*Task requirements*. Set every record down verbatim and omit the pictures.

## begin Input records

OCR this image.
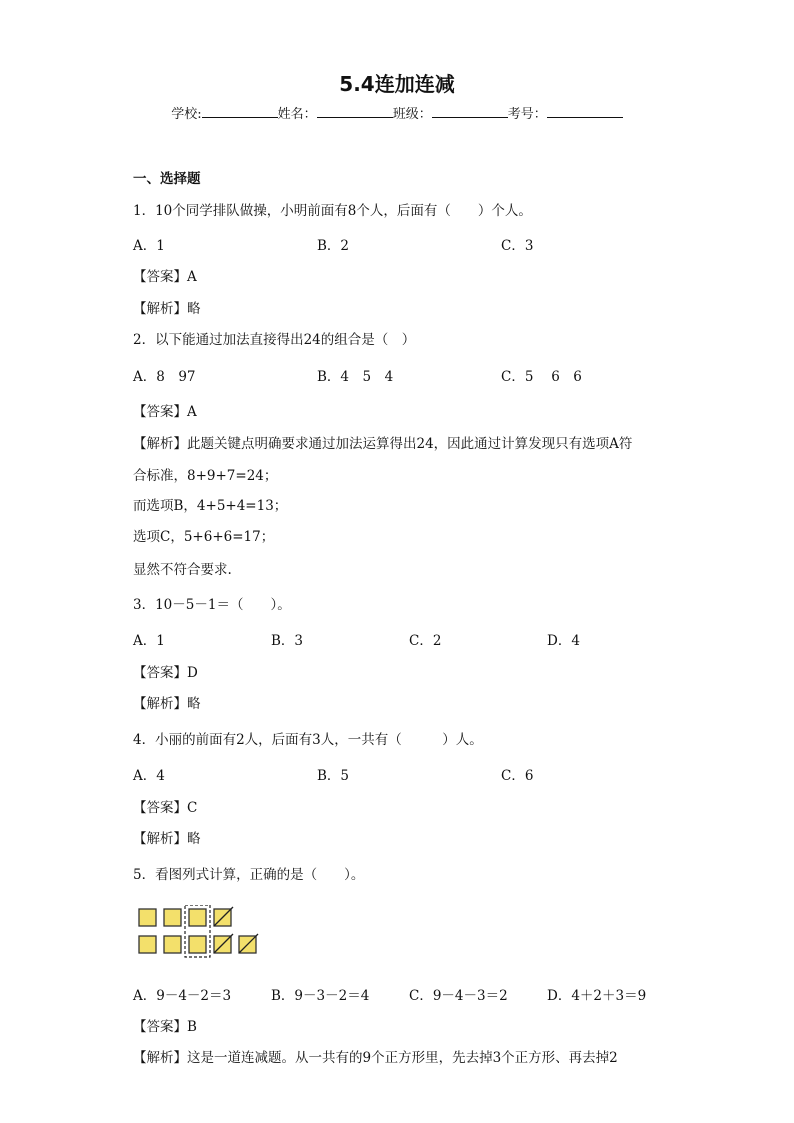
5.4连加连减
学校:	姓名：	班级：	考号：
一、选择题
1．10个同学排队做操，小明前面有8个人，后面有（　　）个人。
A．1	B．2	C．3
【答案】A
【解析】略
2．以下能通过加法直接得出24的组合是（　）
A．8　97	B．4　5　4	C．5　 6　6
【答案】A
【解析】此题关键点明确要求通过加法运算得出24，因此通过计算发现只有选项A符
合标准，8+9+7=24；
而选项B，4+5+4=13；
选项C，5+6+6=17；
显然不符合要求.
3．10－5－1＝（　　）。
A．1	B．3	C．2	D．4
【答案】D
【解析】略
4．小丽的前面有2人，后面有3人，一共有（　　　）人。
A．4	B．5	C．6
【答案】C
【解析】略
5．看图列式计算，正确的是（　　）。
A．9－4－2＝3	B．9－3－2＝4	C．9－4－3＝2	D．4＋2＋3＝9
【答案】B
【解析】这是一道连减题。从一共有的9个正方形里，先去掉3个正方形、再去掉2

## end Input records

*Exercise answer*.
OCR this image.
5.4连加连减
学校:	姓名：	班级：	考号：
一、选择题
1．10个同学排队做操，小明前面有8个人，后面有（　　）个人。
A．1	B．2	C．3
【答案】A
【解析】略
2．以下能通过加法直接得出24的组合是（　）
A．8　97	B．4　5　4	C．5　 6　6
【答案】A
【解析】此题关键点明确要求通过加法运算得出24，因此通过计算发现只有选项A符
合标准，8+9+7=24；
而选项B，4+5+4=13；
选项C，5+6+6=17；
显然不符合要求.
3．10－5－1＝（　　）。
A．1	B．3	C．2	D．4
【答案】D
【解析】略
4．小丽的前面有2人，后面有3人，一共有（　　　）人。
A．4	B．5	C．6
【答案】C
【解析】略
5．看图列式计算，正确的是（　　）。
A．9－4－2＝3	B．9－3－2＝4	C．9－4－3＝2	D．4＋2＋3＝9
【答案】B
【解析】这是一道连减题。从一共有的9个正方形里，先去掉3个正方形、再去掉2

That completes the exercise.